**Your assignment**
For every line in the records below that holds "Baden", make a copy.

**Input data**
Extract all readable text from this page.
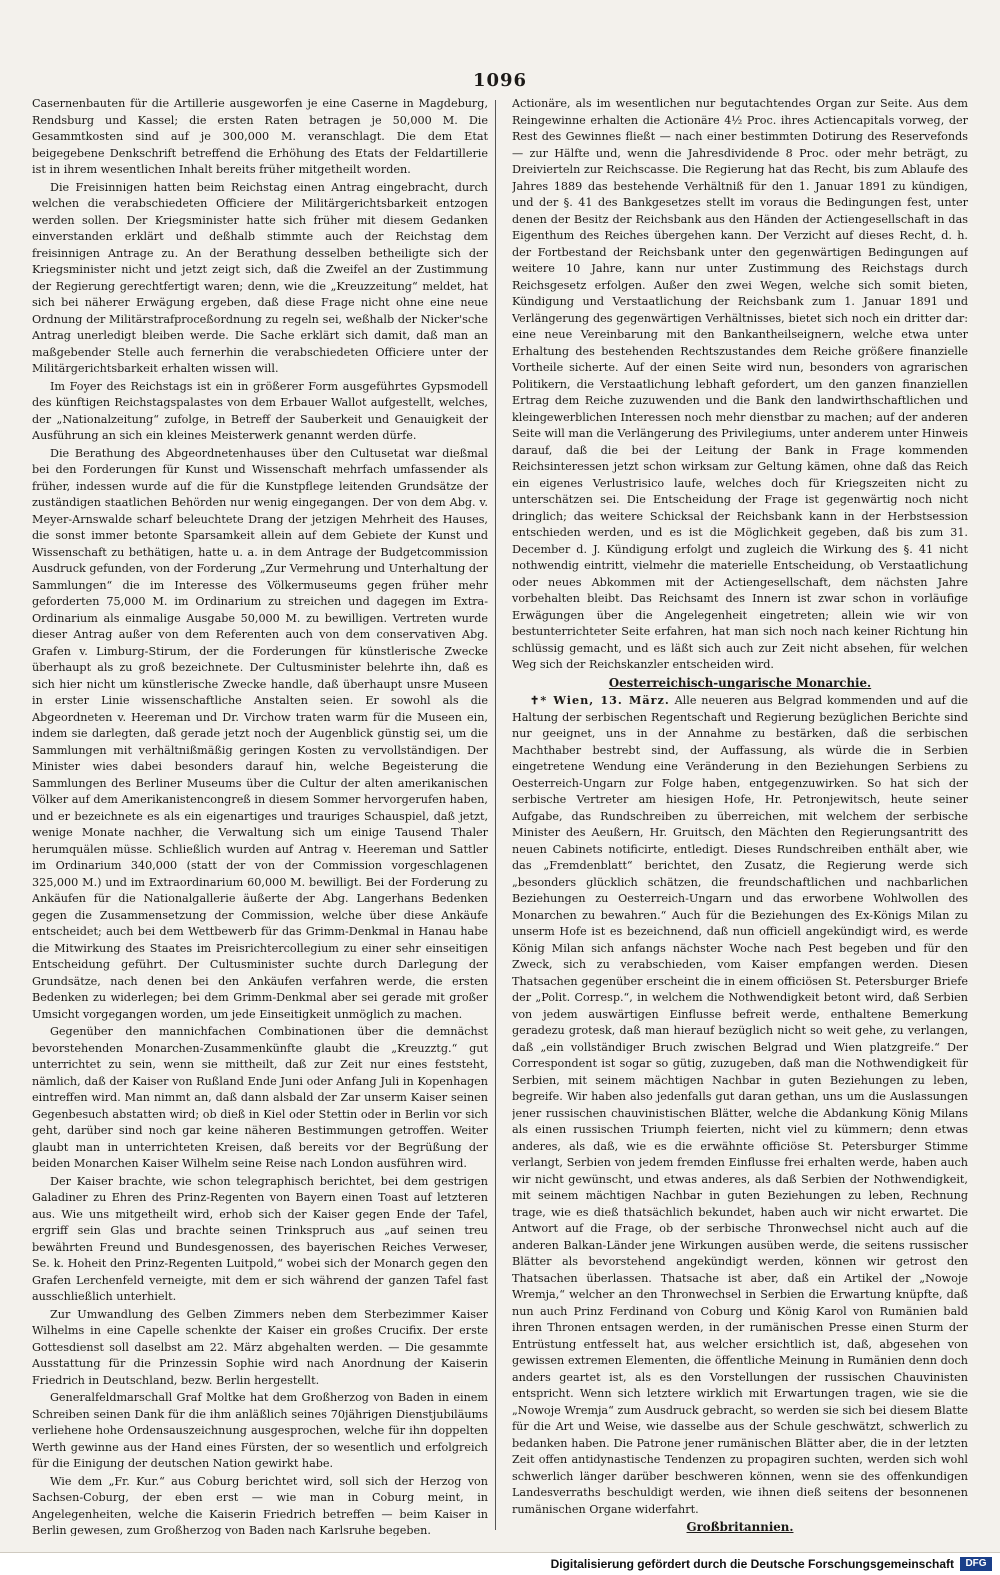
1096

Casernenbauten für die Artillerie ausgeworfen je eine Caserne in Magdeburg, Rendsburg und Kassel; die ersten Raten betragen je 50,000 M. Die Gesammtkosten sind auf je 300,000 M. veranschlagt. Die dem Etat beigegebene Denkschrift betreffend die Erhöhung des Etats der Feldartillerie ist in ihrem wesentlichen Inhalt bereits früher mitgetheilt worden.

Die Freisinnigen hatten beim Reichstag einen Antrag eingebracht, durch welchen die verabschiedeten Officiere der Militärgerichtsbarkeit entzogen werden sollen. Der Kriegsminister hatte sich früher mit diesem Gedanken einverstanden erklärt und deßhalb stimmte auch der Reichstag dem freisinnigen Antrage zu. An der Berathung desselben betheiligte sich der Kriegsminister nicht und jetzt zeigt sich, daß die Zweifel an der Zustimmung der Regierung gerechtfertigt waren; denn, wie die „Kreuzzeitung“ meldet, hat sich bei näherer Erwägung ergeben, daß diese Frage nicht ohne eine neue Ordnung der Militärstrafproceßordnung zu regeln sei, weßhalb der Nicker'sche Antrag unerledigt bleiben werde. Die Sache erklärt sich damit, daß man an maßgebender Stelle auch fernerhin die verabschiedeten Officiere unter der Militärgerichtsbarkeit erhalten wissen will.

Im Foyer des Reichstags ist ein in größerer Form ausgeführtes Gypsmodell des künftigen Reichstagspalastes von dem Erbauer Wallot aufgestellt, welches, der „Nationalzeitung“ zufolge, in Betreff der Sauberkeit und Genauigkeit der Ausführung an sich ein kleines Meisterwerk genannt werden dürfe.

Die Berathung des Abgeordnetenhauses über den Cultusetat war dießmal bei den Forderungen für Kunst und Wissenschaft mehrfach umfassender als früher, indessen wurde auf die für die Kunstpflege leitenden Grundsätze der zuständigen staatlichen Behörden nur wenig eingegangen. Der von dem Abg. v. Meyer-Arnswalde scharf beleuchtete Drang der jetzigen Mehrheit des Hauses, die sonst immer betonte Sparsamkeit allein auf dem Gebiete der Kunst und Wissenschaft zu bethätigen, hatte u. a. in dem Antrage der Budgetcommission Ausdruck gefunden, von der Forderung „Zur Vermehrung und Unterhaltung der Sammlungen“ die im Interesse des Völkermuseums gegen früher mehr geforderten 75,000 M. im Ordinarium zu streichen und dagegen im Extra-Ordinarium als einmalige Ausgabe 50,000 M. zu bewilligen. Vertreten wurde dieser Antrag außer von dem Referenten auch von dem conservativen Abg. Grafen v. Limburg-Stirum, der die Forderungen für künstlerische Zwecke überhaupt als zu groß bezeichnete. Der Cultusminister belehrte ihn, daß es sich hier nicht um künstlerische Zwecke handle, daß überhaupt unsre Museen in erster Linie wissenschaftliche Anstalten seien. Er sowohl als die Abgeordneten v. Heereman und Dr. Virchow traten warm für die Museen ein, indem sie darlegten, daß gerade jetzt noch der Augenblick günstig sei, um die Sammlungen mit verhältnißmäßig geringen Kosten zu vervollständigen. Der Minister wies dabei besonders darauf hin, welche Begeisterung die Sammlungen des Berliner Museums über die Cultur der alten amerikanischen Völker auf dem Amerikanistencongreß in diesem Sommer hervorgerufen haben, und er bezeichnete es als ein eigenartiges und trauriges Schauspiel, daß jetzt, wenige Monate nachher, die Verwaltung sich um einige Tausend Thaler herumquälen müsse. Schließlich wurden auf Antrag v. Heereman und Sattler im Ordinarium 340,000 (statt der von der Commission vorgeschlagenen 325,000 M.) und im Extraordinarium 60,000 M. bewilligt. Bei der Forderung zu Ankäufen für die Nationalgallerie äußerte der Abg. Langerhans Bedenken gegen die Zusammensetzung der Commission, welche über diese Ankäufe entscheidet; auch bei dem Wettbewerb für das Grimm-Denkmal in Hanau habe die Mitwirkung des Staates im Preisrichtercollegium zu einer sehr einseitigen Entscheidung geführt. Der Cultusminister suchte durch Darlegung der Grundsätze, nach denen bei den Ankäufen verfahren werde, die ersten Bedenken zu widerlegen; bei dem Grimm-Denkmal aber sei gerade mit großer Umsicht vorgegangen worden, um jede Einseitigkeit unmöglich zu machen.

Gegenüber den mannichfachen Combinationen über die demnächst bevorstehenden Monarchen-Zusammenkünfte glaubt die „Kreuzztg.“ gut unterrichtet zu sein, wenn sie mittheilt, daß zur Zeit nur eines feststeht, nämlich, daß der Kaiser von Rußland Ende Juni oder Anfang Juli in Kopenhagen eintreffen wird. Man nimmt an, daß dann alsbald der Zar unserm Kaiser seinen Gegenbesuch abstatten wird; ob dieß in Kiel oder Stettin oder in Berlin vor sich geht, darüber sind noch gar keine näheren Bestimmungen getroffen. Weiter glaubt man in unterrichteten Kreisen, daß bereits vor der Begrüßung der beiden Monarchen Kaiser Wilhelm seine Reise nach London ausführen wird.

Der Kaiser brachte, wie schon telegraphisch berichtet, bei dem gestrigen Galadiner zu Ehren des Prinz-Regenten von Bayern einen Toast auf letzteren aus. Wie uns mitgetheilt wird, erhob sich der Kaiser gegen Ende der Tafel, ergriff sein Glas und brachte seinen Trinkspruch aus „auf seinen treu bewährten Freund und Bundesgenossen, des bayerischen Reiches Verweser, Se. k. Hoheit den Prinz-Regenten Luitpold,“ wobei sich der Monarch gegen den Grafen Lerchenfeld verneigte, mit dem er sich während der ganzen Tafel fast ausschließlich unterhielt.

Zur Umwandlung des Gelben Zimmers neben dem Sterbezimmer Kaiser Wilhelms in eine Capelle schenkte der Kaiser ein großes Crucifix. Der erste Gottesdienst soll daselbst am 22. März abgehalten werden. — Die gesammte Ausstattung für die Prinzessin Sophie wird nach Anordnung der Kaiserin Friedrich in Deutschland, bezw. Berlin hergestellt.

Generalfeldmarschall Graf Moltke hat dem Großherzog von Baden in einem Schreiben seinen Dank für die ihm anläßlich seines 70jährigen Dienstjubiläums verliehene hohe Ordensauszeichnung ausgesprochen, welche für ihn doppelten Werth gewinne aus der Hand eines Fürsten, der so wesentlich und erfolgreich für die Einigung der deutschen Nation gewirkt habe.

Wie dem „Fr. Kur.“ aus Coburg berichtet wird, soll sich der Herzog von Sachsen-Coburg, der eben erst — wie man in Coburg meint, in Angelegenheiten, welche die Kaiserin Friedrich betreffen — beim Kaiser in Berlin gewesen, zum Großherzog von Baden nach Karlsruhe begeben.

Actionäre, als im wesentlichen nur begutachtendes Organ zur Seite. Aus dem Reingewinne erhalten die Actionäre 4½ Proc. ihres Actiencapitals vorweg, der Rest des Gewinnes fließt — nach einer bestimmten Dotirung des Reservefonds — zur Hälfte und, wenn die Jahresdividende 8 Proc. oder mehr beträgt, zu Dreivierteln zur Reichscasse. Die Regierung hat das Recht, bis zum Ablaufe des Jahres 1889 das bestehende Verhältniß für den 1. Januar 1891 zu kündigen, und der §. 41 des Bankgesetzes stellt im voraus die Bedingungen fest, unter denen der Besitz der Reichsbank aus den Händen der Actiengesellschaft in das Eigenthum des Reiches übergehen kann. Der Verzicht auf dieses Recht, d. h. der Fortbestand der Reichsbank unter den gegenwärtigen Bedingungen auf weitere 10 Jahre, kann nur unter Zustimmung des Reichstags durch Reichsgesetz erfolgen. Außer den zwei Wegen, welche sich somit bieten, Kündigung und Verstaatlichung der Reichsbank zum 1. Januar 1891 und Verlängerung des gegenwärtigen Verhältnisses, bietet sich noch ein dritter dar: eine neue Vereinbarung mit den Bankantheilseignern, welche etwa unter Erhaltung des bestehenden Rechtszustandes dem Reiche größere finanzielle Vortheile sicherte. Auf der einen Seite wird nun, besonders von agrarischen Politikern, die Verstaatlichung lebhaft gefordert, um den ganzen finanziellen Ertrag dem Reiche zuzuwenden und die Bank den landwirthschaftlichen und kleingewerblichen Interessen noch mehr dienstbar zu machen; auf der anderen Seite will man die Verlängerung des Privilegiums, unter anderem unter Hinweis darauf, daß die bei der Leitung der Bank in Frage kommenden Reichsinteressen jetzt schon wirksam zur Geltung kämen, ohne daß das Reich ein eigenes Verlustrisico laufe, welches doch für Kriegszeiten nicht zu unterschätzen sei. Die Entscheidung der Frage ist gegenwärtig noch nicht dringlich; das weitere Schicksal der Reichsbank kann in der Herbstsession entschieden werden, und es ist die Möglichkeit gegeben, daß bis zum 31. December d. J. Kündigung erfolgt und zugleich die Wirkung des §. 41 nicht nothwendig eintritt, vielmehr die materielle Entscheidung, ob Verstaatlichung oder neues Abkommen mit der Actiengesellschaft, dem nächsten Jahre vorbehalten bleibt. Das Reichsamt des Innern ist zwar schon in vorläufige Erwägungen über die Angelegenheit eingetreten; allein wie wir von bestunterrichteter Seite erfahren, hat man sich noch nach keiner Richtung hin schlüssig gemacht, und es läßt sich auch zur Zeit nicht absehen, für welchen Weg sich der Reichskanzler entscheiden wird.

Oesterreichisch-ungarische Monarchie.

✝* Wien, 13. März. Alle neueren aus Belgrad kommenden und auf die Haltung der serbischen Regentschaft und Regierung bezüglichen Berichte sind nur geeignet, uns in der Annahme zu bestärken, daß die serbischen Machthaber bestrebt sind, der Auffassung, als würde die in Serbien eingetretene Wendung eine Veränderung in den Beziehungen Serbiens zu Oesterreich-Ungarn zur Folge haben, entgegenzuwirken. So hat sich der serbische Vertreter am hiesigen Hofe, Hr. Petronjewitsch, heute seiner Aufgabe, das Rundschreiben zu überreichen, mit welchem der serbische Minister des Aeußern, Hr. Gruitsch, den Mächten den Regierungsantritt des neuen Cabinets notificirte, entledigt. Dieses Rundschreiben enthält aber, wie das „Fremdenblatt“ berichtet, den Zusatz, die Regierung werde sich „besonders glücklich schätzen, die freundschaftlichen und nachbarlichen Beziehungen zu Oesterreich-Ungarn und das erworbene Wohlwollen des Monarchen zu bewahren.“ Auch für die Beziehungen des Ex-Königs Milan zu unserm Hofe ist es bezeichnend, daß nun officiell angekündigt wird, es werde König Milan sich anfangs nächster Woche nach Pest begeben und für den Zweck, sich zu verabschieden, vom Kaiser empfangen werden. Diesen Thatsachen gegenüber erscheint die in einem officiösen St. Petersburger Briefe der „Polit. Corresp.“, in welchem die Nothwendigkeit betont wird, daß Serbien von jedem auswärtigen Einflusse befreit werde, enthaltene Bemerkung geradezu grotesk, daß man hierauf bezüglich nicht so weit gehe, zu verlangen, daß „ein vollständiger Bruch zwischen Belgrad und Wien platzgreife.“ Der Correspondent ist sogar so gütig, zuzugeben, daß man die Nothwendigkeit für Serbien, mit seinem mächtigen Nachbar in guten Beziehungen zu leben, begreife. Wir haben also jedenfalls gut daran gethan, uns um die Auslassungen jener russischen chauvinistischen Blätter, welche die Abdankung König Milans als einen russischen Triumph feierten, nicht viel zu kümmern; denn etwas anderes, als daß, wie es die erwähnte officiöse St. Petersburger Stimme verlangt, Serbien von jedem fremden Einflusse frei erhalten werde, haben auch wir nicht gewünscht, und etwas anderes, als daß Serbien der Nothwendigkeit, mit seinem mächtigen Nachbar in guten Beziehungen zu leben, Rechnung trage, wie es dieß thatsächlich bekundet, haben auch wir nicht erwartet. Die Antwort auf die Frage, ob der serbische Thronwechsel nicht auch auf die anderen Balkan-Länder jene Wirkungen ausüben werde, die seitens russischer Blätter als bevorstehend angekündigt werden, können wir getrost den Thatsachen überlassen. Thatsache ist aber, daß ein Artikel der „Nowoje Wremja,“ welcher an den Thronwechsel in Serbien die Erwartung knüpfte, daß nun auch Prinz Ferdinand von Coburg und König Karol von Rumänien bald ihren Thronen entsagen werden, in der rumänischen Presse einen Sturm der Entrüstung entfesselt hat, aus welcher ersichtlich ist, daß, abgesehen von gewissen extremen Elementen, die öffentliche Meinung in Rumänien denn doch anders geartet ist, als es den Vorstellungen der russischen Chauvinisten entspricht. Wenn sich letztere wirklich mit Erwartungen tragen, wie sie die „Nowoje Wremja“ zum Ausdruck gebracht, so werden sie sich bei diesem Blatte für die Art und Weise, wie dasselbe aus der Schule geschwätzt, schwerlich zu bedanken haben. Die Patrone jener rumänischen Blätter aber, die in der letzten Zeit offen antidynastische Tendenzen zu propagiren suchten, werden sich wohl schwerlich länger darüber beschweren können, wenn sie des offenkundigen Landesverraths beschuldigt werden, wie ihnen dieß seitens der besonnenen rumänischen Organe widerfahrt.

Großbritannien.

Digitalisierung gefördert durch die Deutsche Forschungsgemeinschaft	DFG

**Exercise solution**
Generalfeldmarschall Graf Moltke hat dem Großherzog von Baden in einem Schreiben seinen Dank für die ihm anläßlich seines 70jährigen Dienstjubiläums verliehene hohe Ordensauszeichnung ausgesprochen, welche für ihn doppelten Werth gewinne aus der Hand eines Fürsten, der so wesentlich und erfolgreich für die Einigung der deutschen Nation gewirkt habe.
Wie dem „Fr. Kur.“ aus Coburg berichtet wird, soll sich der Herzog von Sachsen-Coburg, der eben erst — wie man in Coburg meint, in Angelegenheiten, welche die Kaiserin Friedrich betreffen — beim Kaiser in Berlin gewesen, zum Großherzog von Baden nach Karlsruhe begeben.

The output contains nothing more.